_INPUT ROWS_
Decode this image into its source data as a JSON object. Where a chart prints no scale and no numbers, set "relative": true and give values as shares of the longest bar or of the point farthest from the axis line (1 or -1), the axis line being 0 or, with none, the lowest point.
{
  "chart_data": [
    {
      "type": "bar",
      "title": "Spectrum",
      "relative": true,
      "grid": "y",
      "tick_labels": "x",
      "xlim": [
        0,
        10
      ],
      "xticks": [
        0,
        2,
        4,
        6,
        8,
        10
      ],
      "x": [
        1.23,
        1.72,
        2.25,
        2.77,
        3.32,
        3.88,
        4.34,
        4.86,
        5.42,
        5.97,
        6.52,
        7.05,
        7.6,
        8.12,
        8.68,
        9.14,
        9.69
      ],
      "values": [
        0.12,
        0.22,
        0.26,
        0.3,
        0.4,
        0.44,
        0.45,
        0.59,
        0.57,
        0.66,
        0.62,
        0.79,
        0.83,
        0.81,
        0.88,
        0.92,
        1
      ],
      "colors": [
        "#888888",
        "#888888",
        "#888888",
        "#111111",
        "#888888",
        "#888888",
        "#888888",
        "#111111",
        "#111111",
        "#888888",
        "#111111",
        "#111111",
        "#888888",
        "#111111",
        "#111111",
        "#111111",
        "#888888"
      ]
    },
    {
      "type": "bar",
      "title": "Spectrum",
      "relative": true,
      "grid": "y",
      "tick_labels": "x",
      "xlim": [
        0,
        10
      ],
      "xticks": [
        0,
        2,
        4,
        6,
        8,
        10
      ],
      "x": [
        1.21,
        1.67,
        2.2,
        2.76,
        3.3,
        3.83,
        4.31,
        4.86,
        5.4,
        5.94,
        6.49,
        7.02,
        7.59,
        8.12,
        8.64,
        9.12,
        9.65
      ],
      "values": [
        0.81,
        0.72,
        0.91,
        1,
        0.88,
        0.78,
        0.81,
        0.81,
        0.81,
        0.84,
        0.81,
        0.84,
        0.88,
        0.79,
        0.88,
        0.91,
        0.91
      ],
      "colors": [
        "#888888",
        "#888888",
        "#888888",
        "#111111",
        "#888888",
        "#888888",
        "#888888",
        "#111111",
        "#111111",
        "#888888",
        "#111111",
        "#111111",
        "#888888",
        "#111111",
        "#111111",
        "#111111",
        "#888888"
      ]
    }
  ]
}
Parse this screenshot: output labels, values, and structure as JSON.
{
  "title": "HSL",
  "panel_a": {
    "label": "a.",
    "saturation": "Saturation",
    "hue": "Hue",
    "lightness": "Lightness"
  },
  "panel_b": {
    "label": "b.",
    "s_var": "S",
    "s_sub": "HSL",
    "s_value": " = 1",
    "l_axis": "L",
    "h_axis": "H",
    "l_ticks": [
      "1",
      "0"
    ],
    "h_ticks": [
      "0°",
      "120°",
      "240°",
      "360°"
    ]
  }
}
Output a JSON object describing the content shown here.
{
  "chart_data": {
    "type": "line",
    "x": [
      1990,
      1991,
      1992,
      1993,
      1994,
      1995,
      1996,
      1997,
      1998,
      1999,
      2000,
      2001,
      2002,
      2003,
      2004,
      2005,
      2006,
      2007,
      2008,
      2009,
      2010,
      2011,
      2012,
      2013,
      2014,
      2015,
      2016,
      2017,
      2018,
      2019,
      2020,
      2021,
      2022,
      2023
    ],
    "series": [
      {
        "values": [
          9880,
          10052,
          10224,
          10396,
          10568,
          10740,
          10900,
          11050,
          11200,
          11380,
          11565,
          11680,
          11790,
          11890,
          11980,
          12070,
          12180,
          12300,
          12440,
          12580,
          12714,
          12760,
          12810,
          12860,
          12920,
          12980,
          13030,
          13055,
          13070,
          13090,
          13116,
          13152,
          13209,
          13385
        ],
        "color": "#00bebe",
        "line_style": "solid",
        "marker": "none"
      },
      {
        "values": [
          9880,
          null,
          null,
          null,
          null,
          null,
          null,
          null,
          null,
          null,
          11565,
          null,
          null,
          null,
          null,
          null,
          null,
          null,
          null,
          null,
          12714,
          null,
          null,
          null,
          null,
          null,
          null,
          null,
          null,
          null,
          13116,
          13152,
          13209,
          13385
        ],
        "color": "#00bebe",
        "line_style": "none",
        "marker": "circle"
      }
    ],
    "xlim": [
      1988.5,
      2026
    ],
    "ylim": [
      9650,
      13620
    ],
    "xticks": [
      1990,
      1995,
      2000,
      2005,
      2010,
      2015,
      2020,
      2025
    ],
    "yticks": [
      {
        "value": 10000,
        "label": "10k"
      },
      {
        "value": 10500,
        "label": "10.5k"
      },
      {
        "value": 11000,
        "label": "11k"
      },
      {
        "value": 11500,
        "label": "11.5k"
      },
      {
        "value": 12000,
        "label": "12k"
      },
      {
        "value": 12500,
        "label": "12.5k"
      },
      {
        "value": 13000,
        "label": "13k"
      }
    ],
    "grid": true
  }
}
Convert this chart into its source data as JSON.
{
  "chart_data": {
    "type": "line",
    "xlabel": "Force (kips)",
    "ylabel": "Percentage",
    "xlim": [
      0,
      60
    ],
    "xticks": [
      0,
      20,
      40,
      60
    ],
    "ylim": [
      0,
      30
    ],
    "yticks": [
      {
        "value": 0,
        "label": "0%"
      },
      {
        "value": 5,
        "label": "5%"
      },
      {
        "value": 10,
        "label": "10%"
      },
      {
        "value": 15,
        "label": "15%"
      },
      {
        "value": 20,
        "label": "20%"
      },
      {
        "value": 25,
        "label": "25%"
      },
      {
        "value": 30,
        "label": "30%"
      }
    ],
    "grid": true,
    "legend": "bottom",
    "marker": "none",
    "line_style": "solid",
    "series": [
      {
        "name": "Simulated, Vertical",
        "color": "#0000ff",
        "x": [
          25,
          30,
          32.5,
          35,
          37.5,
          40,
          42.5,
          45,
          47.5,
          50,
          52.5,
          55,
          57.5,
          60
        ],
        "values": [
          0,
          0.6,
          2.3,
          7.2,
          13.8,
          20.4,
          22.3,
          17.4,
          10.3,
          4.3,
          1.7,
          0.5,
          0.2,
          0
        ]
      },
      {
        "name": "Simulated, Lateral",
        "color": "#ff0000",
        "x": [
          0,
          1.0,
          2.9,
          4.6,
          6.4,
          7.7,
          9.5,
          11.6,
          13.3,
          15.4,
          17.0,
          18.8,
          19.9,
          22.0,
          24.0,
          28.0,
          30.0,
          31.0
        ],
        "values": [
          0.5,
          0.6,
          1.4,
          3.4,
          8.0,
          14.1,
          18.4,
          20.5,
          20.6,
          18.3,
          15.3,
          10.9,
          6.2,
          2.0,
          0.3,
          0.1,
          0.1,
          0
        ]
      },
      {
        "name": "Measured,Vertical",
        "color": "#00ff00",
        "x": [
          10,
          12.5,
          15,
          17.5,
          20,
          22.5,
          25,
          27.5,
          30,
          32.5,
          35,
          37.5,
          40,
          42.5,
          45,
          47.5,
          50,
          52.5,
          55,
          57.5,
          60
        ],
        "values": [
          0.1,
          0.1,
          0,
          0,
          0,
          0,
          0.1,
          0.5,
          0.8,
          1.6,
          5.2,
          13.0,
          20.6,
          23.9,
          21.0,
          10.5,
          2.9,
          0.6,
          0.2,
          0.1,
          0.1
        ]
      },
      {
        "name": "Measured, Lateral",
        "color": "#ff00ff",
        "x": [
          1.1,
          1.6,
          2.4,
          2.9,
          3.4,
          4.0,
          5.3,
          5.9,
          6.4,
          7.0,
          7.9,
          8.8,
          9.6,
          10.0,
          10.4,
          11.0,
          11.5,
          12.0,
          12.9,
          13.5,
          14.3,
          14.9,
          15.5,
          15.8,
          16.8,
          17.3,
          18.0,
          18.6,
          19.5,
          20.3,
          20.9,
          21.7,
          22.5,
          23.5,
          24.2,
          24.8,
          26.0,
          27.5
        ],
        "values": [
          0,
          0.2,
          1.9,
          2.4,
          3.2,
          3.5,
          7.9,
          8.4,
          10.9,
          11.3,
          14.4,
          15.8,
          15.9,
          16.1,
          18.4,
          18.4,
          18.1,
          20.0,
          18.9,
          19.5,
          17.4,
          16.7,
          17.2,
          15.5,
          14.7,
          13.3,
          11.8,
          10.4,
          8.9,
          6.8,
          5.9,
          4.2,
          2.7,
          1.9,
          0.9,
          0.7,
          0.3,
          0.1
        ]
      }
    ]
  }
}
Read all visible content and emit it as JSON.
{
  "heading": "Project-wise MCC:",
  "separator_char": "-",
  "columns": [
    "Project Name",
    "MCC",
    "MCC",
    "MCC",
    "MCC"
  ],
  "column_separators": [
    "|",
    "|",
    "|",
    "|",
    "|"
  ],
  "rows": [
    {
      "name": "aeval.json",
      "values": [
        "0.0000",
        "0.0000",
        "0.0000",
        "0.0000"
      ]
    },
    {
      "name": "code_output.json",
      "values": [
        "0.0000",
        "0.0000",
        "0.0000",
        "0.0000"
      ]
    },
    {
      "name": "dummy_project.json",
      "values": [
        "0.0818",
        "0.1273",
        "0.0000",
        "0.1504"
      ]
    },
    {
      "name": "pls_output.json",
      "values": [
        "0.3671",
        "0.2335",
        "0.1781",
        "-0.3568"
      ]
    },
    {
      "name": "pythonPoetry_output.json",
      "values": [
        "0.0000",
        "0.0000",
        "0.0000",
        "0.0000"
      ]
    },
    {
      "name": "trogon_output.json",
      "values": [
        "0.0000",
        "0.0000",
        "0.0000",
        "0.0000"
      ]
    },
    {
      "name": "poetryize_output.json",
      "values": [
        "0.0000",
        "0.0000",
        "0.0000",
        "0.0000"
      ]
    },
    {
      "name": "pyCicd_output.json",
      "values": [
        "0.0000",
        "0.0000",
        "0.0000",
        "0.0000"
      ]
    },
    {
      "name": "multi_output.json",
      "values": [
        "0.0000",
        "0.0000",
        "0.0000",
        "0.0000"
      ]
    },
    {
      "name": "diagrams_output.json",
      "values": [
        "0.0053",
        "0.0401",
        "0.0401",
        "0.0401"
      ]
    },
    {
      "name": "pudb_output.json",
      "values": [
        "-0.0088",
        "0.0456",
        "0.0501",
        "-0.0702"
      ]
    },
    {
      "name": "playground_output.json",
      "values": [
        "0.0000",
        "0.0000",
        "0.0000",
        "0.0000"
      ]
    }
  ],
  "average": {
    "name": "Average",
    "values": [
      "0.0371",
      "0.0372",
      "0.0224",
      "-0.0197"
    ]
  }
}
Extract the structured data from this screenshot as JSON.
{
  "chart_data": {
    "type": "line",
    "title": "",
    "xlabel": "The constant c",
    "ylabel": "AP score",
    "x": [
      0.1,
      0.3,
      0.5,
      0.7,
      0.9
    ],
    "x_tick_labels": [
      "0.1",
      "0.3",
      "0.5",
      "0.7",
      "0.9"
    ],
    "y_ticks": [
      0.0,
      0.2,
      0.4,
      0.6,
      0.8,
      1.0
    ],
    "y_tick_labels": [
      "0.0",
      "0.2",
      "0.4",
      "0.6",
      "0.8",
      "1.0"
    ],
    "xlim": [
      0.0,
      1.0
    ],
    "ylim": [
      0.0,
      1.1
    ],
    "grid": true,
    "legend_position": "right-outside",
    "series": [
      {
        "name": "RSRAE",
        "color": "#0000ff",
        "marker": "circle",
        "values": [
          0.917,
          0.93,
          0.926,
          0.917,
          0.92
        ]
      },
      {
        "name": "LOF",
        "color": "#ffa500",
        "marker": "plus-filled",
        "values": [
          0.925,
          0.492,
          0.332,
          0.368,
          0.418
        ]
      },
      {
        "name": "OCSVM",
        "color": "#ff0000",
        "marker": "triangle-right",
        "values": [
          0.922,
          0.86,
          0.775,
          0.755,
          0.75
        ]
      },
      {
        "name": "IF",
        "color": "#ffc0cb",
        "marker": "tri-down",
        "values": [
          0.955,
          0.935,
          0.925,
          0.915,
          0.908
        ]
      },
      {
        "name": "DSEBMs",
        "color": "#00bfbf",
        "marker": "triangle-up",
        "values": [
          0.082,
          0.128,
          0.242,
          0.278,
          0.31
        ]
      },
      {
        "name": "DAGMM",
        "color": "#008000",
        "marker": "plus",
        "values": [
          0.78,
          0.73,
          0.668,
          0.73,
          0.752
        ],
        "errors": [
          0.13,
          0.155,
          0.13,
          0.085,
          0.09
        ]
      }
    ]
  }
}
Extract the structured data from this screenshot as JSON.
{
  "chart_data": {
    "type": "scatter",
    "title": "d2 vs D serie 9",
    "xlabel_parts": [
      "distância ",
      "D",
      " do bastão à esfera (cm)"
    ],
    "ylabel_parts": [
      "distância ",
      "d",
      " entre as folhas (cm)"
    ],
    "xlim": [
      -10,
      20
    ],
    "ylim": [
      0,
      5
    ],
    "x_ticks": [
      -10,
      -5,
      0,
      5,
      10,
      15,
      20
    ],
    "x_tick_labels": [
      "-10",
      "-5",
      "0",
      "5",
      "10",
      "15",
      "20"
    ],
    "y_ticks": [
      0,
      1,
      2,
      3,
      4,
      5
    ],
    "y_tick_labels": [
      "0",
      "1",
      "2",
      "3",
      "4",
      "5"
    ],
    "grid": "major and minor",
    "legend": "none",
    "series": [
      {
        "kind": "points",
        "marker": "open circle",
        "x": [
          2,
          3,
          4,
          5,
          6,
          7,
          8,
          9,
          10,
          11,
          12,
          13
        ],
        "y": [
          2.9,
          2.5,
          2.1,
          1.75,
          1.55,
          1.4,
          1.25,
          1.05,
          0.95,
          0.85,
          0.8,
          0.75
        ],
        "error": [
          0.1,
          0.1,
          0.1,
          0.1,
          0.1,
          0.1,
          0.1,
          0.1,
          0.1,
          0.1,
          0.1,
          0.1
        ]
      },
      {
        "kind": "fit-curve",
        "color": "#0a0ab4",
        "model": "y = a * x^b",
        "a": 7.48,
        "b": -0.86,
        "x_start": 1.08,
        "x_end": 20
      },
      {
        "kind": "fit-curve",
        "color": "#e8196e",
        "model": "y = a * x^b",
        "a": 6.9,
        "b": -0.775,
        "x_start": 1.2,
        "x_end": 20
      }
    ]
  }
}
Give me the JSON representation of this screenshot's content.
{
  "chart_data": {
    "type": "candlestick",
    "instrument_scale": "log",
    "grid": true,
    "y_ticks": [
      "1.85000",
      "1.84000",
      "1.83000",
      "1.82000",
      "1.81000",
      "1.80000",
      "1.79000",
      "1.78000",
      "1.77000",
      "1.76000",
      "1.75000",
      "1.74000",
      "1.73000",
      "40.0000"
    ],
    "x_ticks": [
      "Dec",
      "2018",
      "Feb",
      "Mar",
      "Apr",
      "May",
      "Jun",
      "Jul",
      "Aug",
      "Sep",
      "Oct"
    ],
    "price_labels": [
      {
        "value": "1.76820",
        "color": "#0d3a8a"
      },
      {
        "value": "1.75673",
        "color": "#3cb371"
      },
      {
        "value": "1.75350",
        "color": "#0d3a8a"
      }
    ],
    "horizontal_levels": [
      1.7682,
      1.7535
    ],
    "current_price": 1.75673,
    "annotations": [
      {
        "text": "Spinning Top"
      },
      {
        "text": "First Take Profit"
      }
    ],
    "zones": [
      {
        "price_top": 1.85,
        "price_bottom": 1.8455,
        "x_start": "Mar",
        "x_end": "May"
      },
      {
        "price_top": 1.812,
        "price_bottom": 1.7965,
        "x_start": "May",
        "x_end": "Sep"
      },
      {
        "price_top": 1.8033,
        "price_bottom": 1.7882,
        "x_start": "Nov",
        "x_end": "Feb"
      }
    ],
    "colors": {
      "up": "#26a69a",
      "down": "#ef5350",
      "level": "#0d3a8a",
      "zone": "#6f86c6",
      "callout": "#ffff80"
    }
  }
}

_WHAT YOU ARE ASKED TO DO_
Extract every line containing the string "screenshot" from the data above.

_WORKED ANSWER_
Parse this screenshot: output labels, values, and structure as JSON.
Extract the structured data from this screenshot as JSON.
Extract the structured data from this screenshot as JSON.
Give me the JSON representation of this screenshot's content.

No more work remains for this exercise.